— BEGIN Data shown —

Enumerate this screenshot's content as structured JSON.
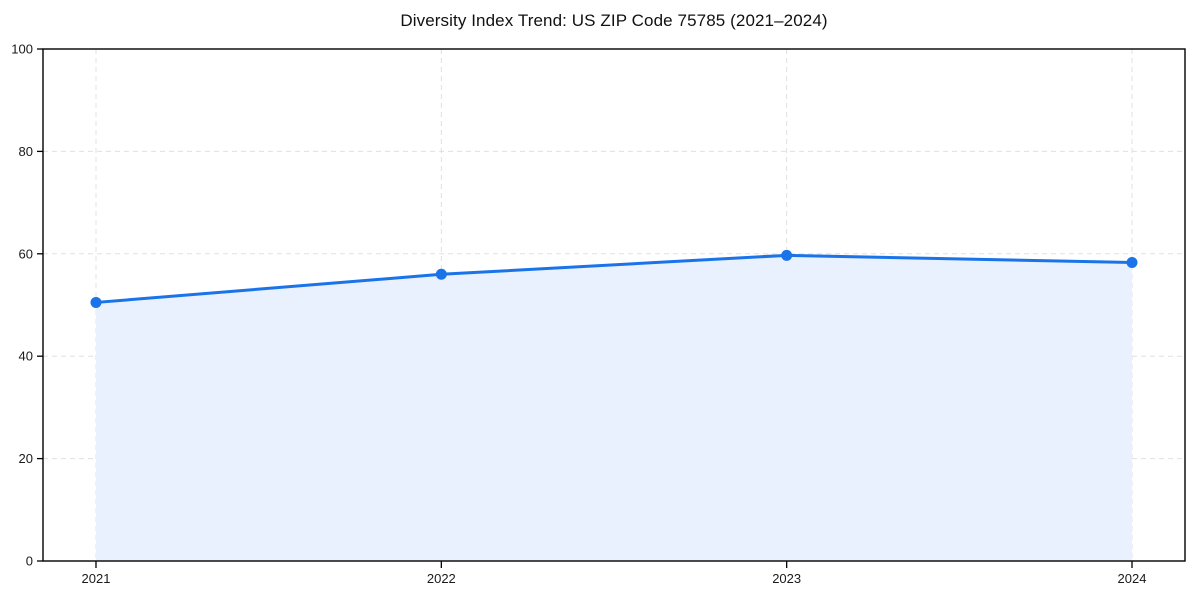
{
  "chart_data": {
    "type": "area",
    "title": "Diversity Index Trend: US ZIP Code 75785 (2021–2024)",
    "series_name": "Diversity Index",
    "categories": [
      "2021",
      "2022",
      "2023",
      "2024"
    ],
    "values": [
      50.5,
      56.0,
      59.7,
      58.3
    ],
    "xlabel": "",
    "ylabel": "",
    "ylim": [
      0,
      100
    ],
    "yticks": [
      0,
      20,
      40,
      60,
      80,
      100
    ],
    "grid": true,
    "grid_style": "dashed",
    "legend_position": "none",
    "markers": true,
    "colors": {
      "line": "#1a73e8",
      "marker": "#1a73e8",
      "fill": "#e8f1fd",
      "grid": "#e0e0e0",
      "axis": "#000000",
      "tick_label": "#1a1a1a",
      "title": "#111111",
      "background": "#ffffff"
    }
  }
}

— END Data shown —

● **Given instruction**: Point out every line holding the string "Index" and copy it.

● **Output**:
    "title": "Diversity Index Trend: US ZIP Code 75785 (2021–2024)",
    "series_name": "Diversity Index",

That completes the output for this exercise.